* Problem details *
Print each line exactly as it is given.

** START **

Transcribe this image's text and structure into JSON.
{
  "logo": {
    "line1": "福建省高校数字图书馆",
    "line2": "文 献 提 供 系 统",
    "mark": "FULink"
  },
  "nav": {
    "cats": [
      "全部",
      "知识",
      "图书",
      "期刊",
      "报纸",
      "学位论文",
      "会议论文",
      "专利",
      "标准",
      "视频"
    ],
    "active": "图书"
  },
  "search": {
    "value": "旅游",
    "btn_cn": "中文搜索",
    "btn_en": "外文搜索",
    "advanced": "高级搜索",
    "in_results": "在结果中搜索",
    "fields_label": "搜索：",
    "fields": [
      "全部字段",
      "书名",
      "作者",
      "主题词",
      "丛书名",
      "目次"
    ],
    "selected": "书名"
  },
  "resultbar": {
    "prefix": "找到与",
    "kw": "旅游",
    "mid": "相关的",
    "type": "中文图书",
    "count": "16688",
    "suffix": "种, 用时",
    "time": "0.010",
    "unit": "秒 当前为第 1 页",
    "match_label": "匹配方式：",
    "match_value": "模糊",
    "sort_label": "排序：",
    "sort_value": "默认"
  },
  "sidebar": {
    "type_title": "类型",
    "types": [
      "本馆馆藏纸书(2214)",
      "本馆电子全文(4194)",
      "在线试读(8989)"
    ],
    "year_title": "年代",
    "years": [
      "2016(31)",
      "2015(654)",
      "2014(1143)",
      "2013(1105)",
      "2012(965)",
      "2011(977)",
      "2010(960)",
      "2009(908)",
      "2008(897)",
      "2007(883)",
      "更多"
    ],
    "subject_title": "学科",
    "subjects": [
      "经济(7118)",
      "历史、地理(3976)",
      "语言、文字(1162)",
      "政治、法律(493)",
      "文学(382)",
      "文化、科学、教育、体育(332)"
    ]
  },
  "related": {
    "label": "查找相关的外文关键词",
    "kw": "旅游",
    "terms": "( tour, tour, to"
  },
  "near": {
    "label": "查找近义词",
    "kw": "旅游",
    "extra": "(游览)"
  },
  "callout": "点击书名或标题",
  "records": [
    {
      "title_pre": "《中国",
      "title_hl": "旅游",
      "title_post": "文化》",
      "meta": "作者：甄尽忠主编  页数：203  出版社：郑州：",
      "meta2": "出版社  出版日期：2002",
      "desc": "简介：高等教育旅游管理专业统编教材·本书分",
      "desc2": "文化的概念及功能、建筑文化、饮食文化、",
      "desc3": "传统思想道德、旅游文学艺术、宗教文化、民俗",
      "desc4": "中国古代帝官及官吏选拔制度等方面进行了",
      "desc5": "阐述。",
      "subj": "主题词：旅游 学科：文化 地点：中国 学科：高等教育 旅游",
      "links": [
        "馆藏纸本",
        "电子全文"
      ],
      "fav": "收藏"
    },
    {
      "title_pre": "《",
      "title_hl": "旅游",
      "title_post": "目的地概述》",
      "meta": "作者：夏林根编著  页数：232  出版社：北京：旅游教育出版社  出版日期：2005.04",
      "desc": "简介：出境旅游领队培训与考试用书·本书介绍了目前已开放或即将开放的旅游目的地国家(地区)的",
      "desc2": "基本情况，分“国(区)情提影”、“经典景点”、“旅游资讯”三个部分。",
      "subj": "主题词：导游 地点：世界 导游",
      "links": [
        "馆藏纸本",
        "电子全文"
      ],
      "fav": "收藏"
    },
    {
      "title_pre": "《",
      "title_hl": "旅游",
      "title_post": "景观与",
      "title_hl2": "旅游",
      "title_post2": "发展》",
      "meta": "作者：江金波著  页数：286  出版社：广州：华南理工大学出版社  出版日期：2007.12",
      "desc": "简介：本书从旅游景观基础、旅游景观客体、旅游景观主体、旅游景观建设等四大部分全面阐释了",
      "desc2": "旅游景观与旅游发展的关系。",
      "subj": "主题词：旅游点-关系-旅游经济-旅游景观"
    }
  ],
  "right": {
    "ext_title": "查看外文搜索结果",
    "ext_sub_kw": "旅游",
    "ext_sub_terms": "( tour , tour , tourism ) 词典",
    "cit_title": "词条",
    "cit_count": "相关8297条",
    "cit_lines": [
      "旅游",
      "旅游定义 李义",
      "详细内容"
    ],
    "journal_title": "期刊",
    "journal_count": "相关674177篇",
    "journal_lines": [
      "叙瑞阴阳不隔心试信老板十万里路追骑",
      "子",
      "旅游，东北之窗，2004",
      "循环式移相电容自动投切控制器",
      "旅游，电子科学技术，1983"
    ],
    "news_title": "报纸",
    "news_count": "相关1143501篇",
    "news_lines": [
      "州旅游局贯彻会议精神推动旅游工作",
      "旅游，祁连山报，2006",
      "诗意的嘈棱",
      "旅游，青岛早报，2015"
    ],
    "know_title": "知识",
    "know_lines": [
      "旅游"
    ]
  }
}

** END **

* In response *
Transcribe this image's text and structure into JSON.
{
  "logo": {
    "line1": "福建省高校数字图书馆",
    "line2": "文 献 提 供 系 统",
    "mark": "FULink"
  },
  "nav": {
    "cats": [
      "全部",
      "知识",
      "图书",
      "期刊",
      "报纸",
      "学位论文",
      "会议论文",
      "专利",
      "标准",
      "视频"
    ],
    "active": "图书"
  },
  "search": {
    "value": "旅游",
    "btn_cn": "中文搜索",
    "btn_en": "外文搜索",
    "advanced": "高级搜索",
    "in_results": "在结果中搜索",
    "fields_label": "搜索：",
    "fields": [
      "全部字段",
      "书名",
      "作者",
      "主题词",
      "丛书名",
      "目次"
    ],
    "selected": "书名"
  },
  "resultbar": {
    "prefix": "找到与",
    "kw": "旅游",
    "mid": "相关的",
    "type": "中文图书",
    "count": "16688",
    "suffix": "种, 用时",
    "time": "0.010",
    "unit": "秒 当前为第 1 页",
    "match_label": "匹配方式：",
    "match_value": "模糊",
    "sort_label": "排序：",
    "sort_value": "默认"
  },
  "sidebar": {
    "type_title": "类型",
    "types": [
      "本馆馆藏纸书(2214)",
      "本馆电子全文(4194)",
      "在线试读(8989)"
    ],
    "year_title": "年代",
    "years": [
      "2016(31)",
      "2015(654)",
      "2014(1143)",
      "2013(1105)",
      "2012(965)",
      "2011(977)",
      "2010(960)",
      "2009(908)",
      "2008(897)",
      "2007(883)",
      "更多"
    ],
    "subject_title": "学科",
    "subjects": [
      "经济(7118)",
      "历史、地理(3976)",
      "语言、文字(1162)",
      "政治、法律(493)",
      "文学(382)",
      "文化、科学、教育、体育(332)"
    ]
  },
  "related": {
    "label": "查找相关的外文关键词",
    "kw": "旅游",
    "terms": "( tour, tour, to"
  },
  "near": {
    "label": "查找近义词",
    "kw": "旅游",
    "extra": "(游览)"
  },
  "callout": "点击书名或标题",
  "records": [
    {
      "title_pre": "《中国",
      "title_hl": "旅游",
      "title_post": "文化》",
      "meta": "作者：甄尽忠主编  页数：203  出版社：郑州：",
      "meta2": "出版社  出版日期：2002",
      "desc": "简介：高等教育旅游管理专业统编教材·本书分",
      "desc2": "文化的概念及功能、建筑文化、饮食文化、",
      "desc3": "传统思想道德、旅游文学艺术、宗教文化、民俗",
      "desc4": "中国古代帝官及官吏选拔制度等方面进行了",
      "desc5": "阐述。",
      "subj": "主题词：旅游 学科：文化 地点：中国 学科：高等教育 旅游",
      "links": [
        "馆藏纸本",
        "电子全文"
      ],
      "fav": "收藏"
    },
    {
      "title_pre": "《",
      "title_hl": "旅游",
      "title_post": "目的地概述》",
      "meta": "作者：夏林根编著  页数：232  出版社：北京：旅游教育出版社  出版日期：2005.04",
      "desc": "简介：出境旅游领队培训与考试用书·本书介绍了目前已开放或即将开放的旅游目的地国家(地区)的",
      "desc2": "基本情况，分“国(区)情提影”、“经典景点”、“旅游资讯”三个部分。",
      "subj": "主题词：导游 地点：世界 导游",
      "links": [
        "馆藏纸本",
        "电子全文"
      ],
      "fav": "收藏"
    },
    {
      "title_pre": "《",
      "title_hl": "旅游",
      "title_post": "景观与",
      "title_hl2": "旅游",
      "title_post2": "发展》",
      "meta": "作者：江金波著  页数：286  出版社：广州：华南理工大学出版社  出版日期：2007.12",
      "desc": "简介：本书从旅游景观基础、旅游景观客体、旅游景观主体、旅游景观建设等四大部分全面阐释了",
      "desc2": "旅游景观与旅游发展的关系。",
      "subj": "主题词：旅游点-关系-旅游经济-旅游景观"
    }
  ],
  "right": {
    "ext_title": "查看外文搜索结果",
    "ext_sub_kw": "旅游",
    "ext_sub_terms": "( tour , tour , tourism ) 词典",
    "cit_title": "词条",
    "cit_count": "相关8297条",
    "cit_lines": [
      "旅游",
      "旅游定义 李义",
      "详细内容"
    ],
    "journal_title": "期刊",
    "journal_count": "相关674177篇",
    "journal_lines": [
      "叙瑞阴阳不隔心试信老板十万里路追骑",
      "子",
      "旅游，东北之窗，2004",
      "循环式移相电容自动投切控制器",
      "旅游，电子科学技术，1983"
    ],
    "news_title": "报纸",
    "news_count": "相关1143501篇",
    "news_lines": [
      "州旅游局贯彻会议精神推动旅游工作",
      "旅游，祁连山报，2006",
      "诗意的嘈棱",
      "旅游，青岛早报，2015"
    ],
    "know_title": "知识",
    "know_lines": [
      "旅游"
    ]
  }
}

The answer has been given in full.